[Recorded data]

::::::::::

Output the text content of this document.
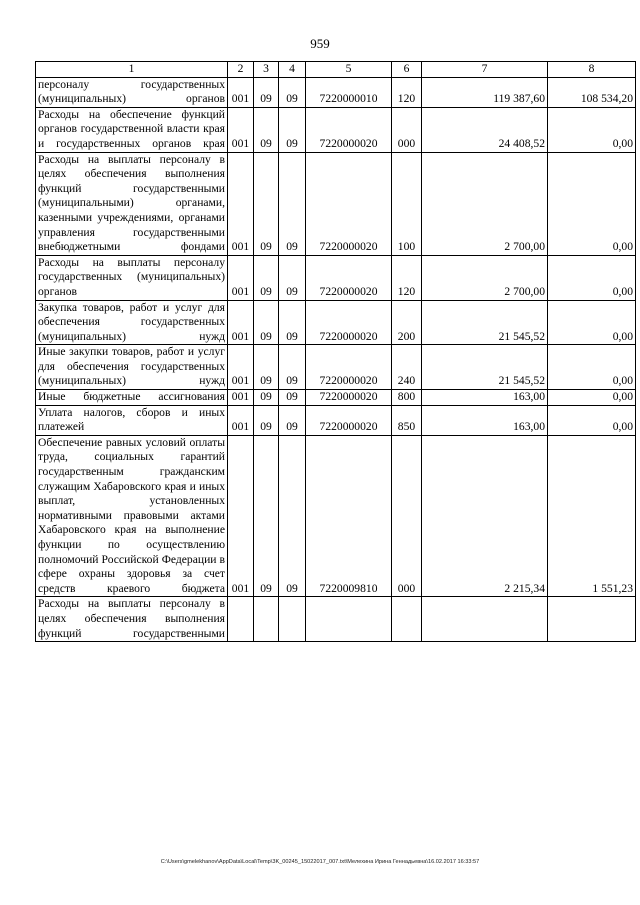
959
1	2	3	4	5	6	7	8
персоналу государственных (муниципальных) органов	001	09	09	7220000010	120	119 387,60	108 534,20
Расходы на обеспечение функций органов государственной власти края и государственных органов края	001	09	09	7220000020	000	24 408,52	0,00
Расходы на выплаты персоналу в целях обеспечения выполнения функций государственными (муниципальными) органами, казенными учреждениями, органами управления государственными внебюджетными фондами	001	09	09	7220000020	100	2 700,00	0,00
Расходы на выплаты персоналу государственных (муниципальных) органов	001	09	09	7220000020	120	2 700,00	0,00
Закупка товаров, работ и услуг для обеспечения государственных (муниципальных) нужд	001	09	09	7220000020	200	21 545,52	0,00
Иные закупки товаров, работ и услуг для обеспечения государственных (муниципальных) нужд	001	09	09	7220000020	240	21 545,52	0,00
Иные бюджетные ассигнования	001	09	09	7220000020	800	163,00	0,00
Уплата налогов, сборов и иных платежей	001	09	09	7220000020	850	163,00	0,00
Обеспечение равных условий оплаты труда, социальных гарантий государственным гражданским служащим Хабаровского края и иных выплат, установленных нормативными правовыми актами Хабаровского края на выполнение функции по осуществлению полномочий Российской Федерации в сфере охраны здоровья за счет средств краевого бюджета	001	09	09	7220009810	000	2 215,34	1 551,23
Расходы на выплаты персоналу в целях обеспечения выполнения функций государственными							
C:\Users\gmelekhanov\AppData\Local\Temp\3K_00245_15022017_007.txt\Мелехина Ирина Геннадьевна\16.02.2017 16:33:57
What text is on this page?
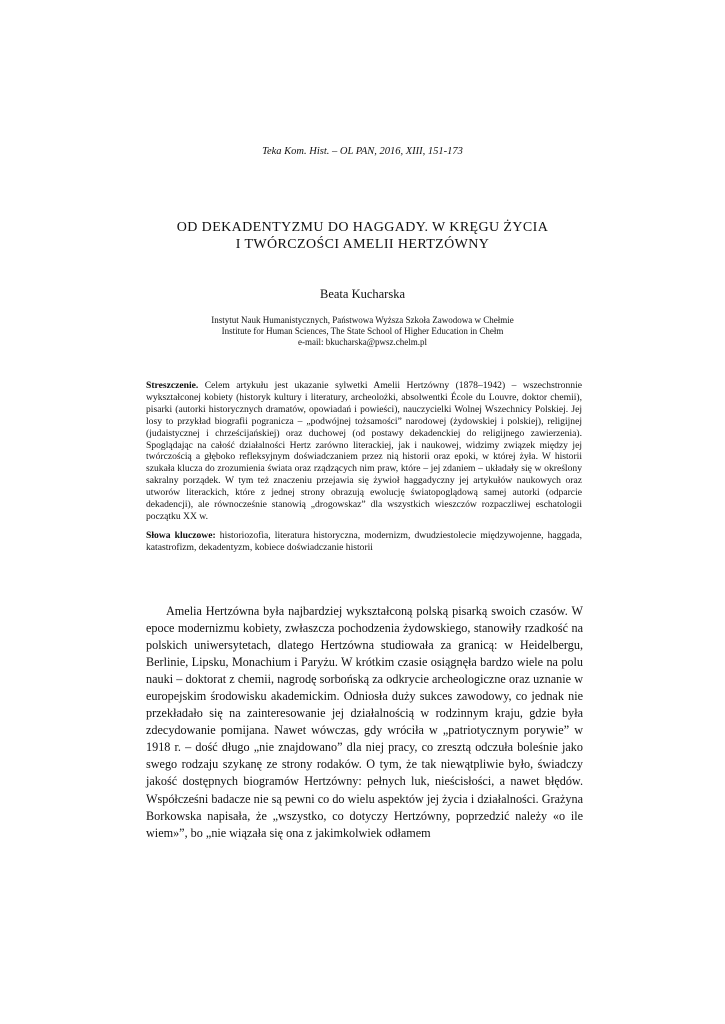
Teka Kom. Hist. – OL PAN, 2016, XIII, 151-173
OD DEKADENTYZMU DO HAGGADY. W KRĘGU ŻYCIA
I TWÓRCZOŚCI AMELII HERTZÓWNY
Beata Kucharska
Instytut Nauk Humanistycznych, Państwowa Wyższa Szkoła Zawodowa w Chełmie
Institute for Human Sciences, The State School of Higher Education in Chełm
e-mail: bkucharska@pwsz.chelm.pl

Streszczenie. Celem artykułu jest ukazanie sylwetki Amelii Hertzówny (1878–1942) – wszechstronnie wykształconej kobiety (historyk kultury i literatury, archeolożki, absolwentki École du Louvre, doktor chemii), pisarki (autorki historycznych dramatów, opowiadań i powieści), nauczycielki Wolnej Wszechnicy Polskiej. Jej losy to przykład biografii pogranicza – „podwójnej tożsamości” narodowej (żydowskiej i polskiej), religijnej (judaistycznej i chrześcijańskiej) oraz duchowej (od postawy dekadenckiej do religijnego zawierzenia). Spoglądając na całość działalności Hertz zarówno literackiej, jak i naukowej, widzimy związek między jej twórczością a głęboko refleksyjnym doświadczaniem przez nią historii oraz epoki, w której żyła. W historii szukała klucza do zrozumienia świata oraz rządzących nim praw, które – jej zdaniem – układały się w określony sakralny porządek. W tym też znaczeniu przejawia się żywioł haggadyczny jej artykułów naukowych oraz utworów literackich, które z jednej strony obrazują ewolucję światopoglądową samej autorki (odparcie dekadencji), ale równocześnie stanowią „drogowskaz” dla wszystkich wieszczów rozpaczliwej eschatologii początku XX w.

Słowa kluczowe: historiozofia, literatura historyczna, modernizm, dwudziestolecie międzywojenne, haggada, katastrofizm, dekadentyzm, kobiece doświadczanie historii

Amelia Hertzówna była najbardziej wykształconą polską pisarką swoich czasów. W epoce modernizmu kobiety, zwłaszcza pochodzenia żydowskiego, stanowiły rzadkość na polskich uniwersytetach, dlatego Hertzówna studiowała za granicą: w Heidelbergu, Berlinie, Lipsku, Monachium i Paryżu. W krótkim czasie osiągnęła bardzo wiele na polu nauki – doktorat z chemii, nagrodę sorbońską za odkrycie archeologiczne oraz uznanie w europejskim środowisku akademickim. Odniosła duży sukces zawodowy, co jednak nie przekładało się na zainteresowanie jej działalnością w rodzinnym kraju, gdzie była zdecydowanie pomijana. Nawet wówczas, gdy wróciła w „patriotycznym porywie” w 1918 r. – dość długo „nie znajdowano” dla niej pracy, co zresztą odczuła boleśnie jako swego rodzaju szykanę ze strony rodaków. O tym, że tak niewątpliwie było, świadczy jakość dostępnych biogramów Hertzówny: pełnych luk, nieścisłości, a nawet błędów. Współcześni badacze nie są pewni co do wielu aspektów jej życia i działalności. Grażyna Borkowska napisała, że „wszystko, co dotyczy Hertzówny, poprzedzić należy «o ile wiem»”, bo „nie wiązała się ona z jakimkolwiek odłamem
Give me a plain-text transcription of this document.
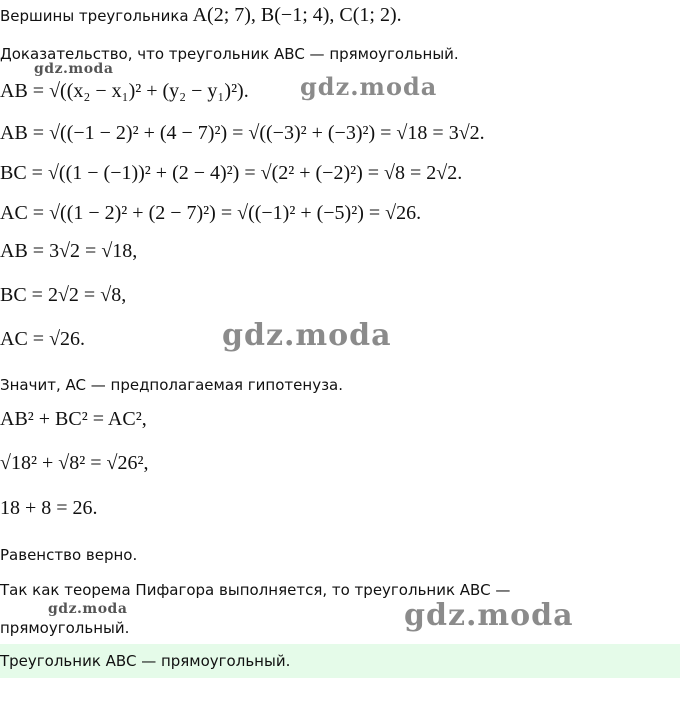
Вершины треугольника A(2; 7), B(−1; 4), C(1; 2).
Доказательство, что треугольник ABC — прямоугольный.
AB = √((x₂ − x₁)² + (y₂ − y₁)²).
AB = √((−1 − 2)² + (4 − 7)²) = √((−3)² + (−3)²) = √18 = 3√2.
BC = √((1 − (−1))² + (2 − 4)²) = √(2² + (−2)²) = √8 = 2√2.
AC = √((1 − 2)² + (2 − 7)²) = √((−1)² + (−5)²) = √26.
AB = 3√2 = √18,
BC = 2√2 = √8,
AC = √26.
Значит, AC — предполагаемая гипотенуза.
AB² + BC² = AC²,
√18² + √8² = √26²,
18 + 8 = 26.
Равенство верно.
Так как теорема Пифагора выполняется, то треугольник ABC —
прямоугольный.
Треугольник ABC — прямоугольный.
gdz.moda
gdz.moda
gdz.moda
gdz.moda	gdz.moda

::::::::::

Set problem:
Give back the whole listing as it stands, minus its pictures.

Solution below:
Output the text content of this document.
959
1	2	3	4	5	6	7	8
персоналу государственных (муниципальных) органов	001	09	09	7220000010	120	119 387,60	108 534,20
Расходы на обеспечение функций органов государственной власти края и государственных органов края	001	09	09	7220000020	000	24 408,52	0,00
Расходы на выплаты персоналу в целях обеспечения выполнения функций государственными (муниципальными) органами, казенными учреждениями, органами управления государственными внебюджетными фондами	001	09	09	7220000020	100	2 700,00	0,00
Расходы на выплаты персоналу государственных (муниципальных) органов	001	09	09	7220000020	120	2 700,00	0,00
Закупка товаров, работ и услуг для обеспечения государственных (муниципальных) нужд	001	09	09	7220000020	200	21 545,52	0,00
Иные закупки товаров, работ и услуг для обеспечения государственных (муниципальных) нужд	001	09	09	7220000020	240	21 545,52	0,00
Иные бюджетные ассигнования	001	09	09	7220000020	800	163,00	0,00
Уплата налогов, сборов и иных платежей	001	09	09	7220000020	850	163,00	0,00
Обеспечение равных условий оплаты труда, социальных гарантий государственным гражданским служащим Хабаровского края и иных выплат, установленных нормативными правовыми актами Хабаровского края на выполнение функции по осуществлению полномочий Российской Федерации в сфере охраны здоровья за счет средств краевого бюджета	001	09	09	7220009810	000	2 215,34	1 551,23
Расходы на выплаты персоналу в целях обеспечения выполнения функций государственными							
C:\Users\gmelekhanov\AppData\Local\Temp\3K_00245_15022017_007.txt\Мелехина Ирина Геннадьевна\16.02.2017 16:33:57
What text is on this page?
Teka Kom. Hist. – OL PAN, 2016, XIII, 151-173
OD DEKADENTYZMU DO HAGGADY. W KRĘGU ŻYCIA
I TWÓRCZOŚCI AMELII HERTZÓWNY
Beata Kucharska
Instytut Nauk Humanistycznych, Państwowa Wyższa Szkoła Zawodowa w Chełmie
Institute for Human Sciences, The State School of Higher Education in Chełm
e-mail: bkucharska@pwsz.chelm.pl

Streszczenie. Celem artykułu jest ukazanie sylwetki Amelii Hertzówny (1878–1942) – wszechstronnie wykształconej kobiety (historyk kultury i literatury, archeolożki, absolwentki École du Louvre, doktor chemii), pisarki (autorki historycznych dramatów, opowiadań i powieści), nauczycielki Wolnej Wszechnicy Polskiej. Jej losy to przykład biografii pogranicza – „podwójnej tożsamości” narodowej (żydowskiej i polskiej), religijnej (judaistycznej i chrześcijańskiej) oraz duchowej (od postawy dekadenckiej do religijnego zawierzenia). Spoglądając na całość działalności Hertz zarówno literackiej, jak i naukowej, widzimy związek między jej twórczością a głęboko refleksyjnym doświadczaniem przez nią historii oraz epoki, w której żyła. W historii szukała klucza do zrozumienia świata oraz rządzących nim praw, które – jej zdaniem – układały się w określony sakralny porządek. W tym też znaczeniu przejawia się żywioł haggadyczny jej artykułów naukowych oraz utworów literackich, które z jednej strony obrazują ewolucję światopoglądową samej autorki (odparcie dekadencji), ale równocześnie stanowią „drogowskaz” dla wszystkich wieszczów rozpaczliwej eschatologii początku XX w.

Słowa kluczowe: historiozofia, literatura historyczna, modernizm, dwudziestolecie międzywojenne, haggada, katastrofizm, dekadentyzm, kobiece doświadczanie historii

Amelia Hertzówna była najbardziej wykształconą polską pisarką swoich czasów. W epoce modernizmu kobiety, zwłaszcza pochodzenia żydowskiego, stanowiły rzadkość na polskich uniwersytetach, dlatego Hertzówna studiowała za granicą: w Heidelbergu, Berlinie, Lipsku, Monachium i Paryżu. W krótkim czasie osiągnęła bardzo wiele na polu nauki – doktorat z chemii, nagrodę sorbońską za odkrycie archeologiczne oraz uznanie w europejskim środowisku akademickim. Odniosła duży sukces zawodowy, co jednak nie przekładało się na zainteresowanie jej działalnością w rodzinnym kraju, gdzie była zdecydowanie pomijana. Nawet wówczas, gdy wróciła w „patriotycznym porywie” w 1918 r. – dość długo „nie znajdowano” dla niej pracy, co zresztą odczuła boleśnie jako swego rodzaju szykanę ze strony rodaków. O tym, że tak niewątpliwie było, świadczy jakość dostępnych biogramów Hertzówny: pełnych luk, nieścisłości, a nawet błędów. Współcześni badacze nie są pewni co do wielu aspektów jej życia i działalności. Grażyna Borkowska napisała, że „wszystko, co dotyczy Hertzówny, poprzedzić należy «o ile wiem»”, bo „nie wiązała się ona z jakimkolwiek odłamem
Give me a plain-text transcription of this document.
Вершины треугольника A(2; 7), B(−1; 4), C(1; 2).
Доказательство, что треугольник ABC — прямоугольный.
AB = √((x₂ − x₁)² + (y₂ − y₁)²).
AB = √((−1 − 2)² + (4 − 7)²) = √((−3)² + (−3)²) = √18 = 3√2.
BC = √((1 − (−1))² + (2 − 4)²) = √(2² + (−2)²) = √8 = 2√2.
AC = √((1 − 2)² + (2 − 7)²) = √((−1)² + (−5)²) = √26.
AB = 3√2 = √18,
BC = 2√2 = √8,
AC = √26.
Значит, AC — предполагаемая гипотенуза.
AB² + BC² = AC²,
√18² + √8² = √26²,
18 + 8 = 26.
Равенство верно.
Так как теорема Пифагора выполняется, то треугольник ABC —
прямоугольный.
Треугольник ABC — прямоугольный.
gdz.moda
gdz.moda
gdz.moda
gdz.moda	gdz.moda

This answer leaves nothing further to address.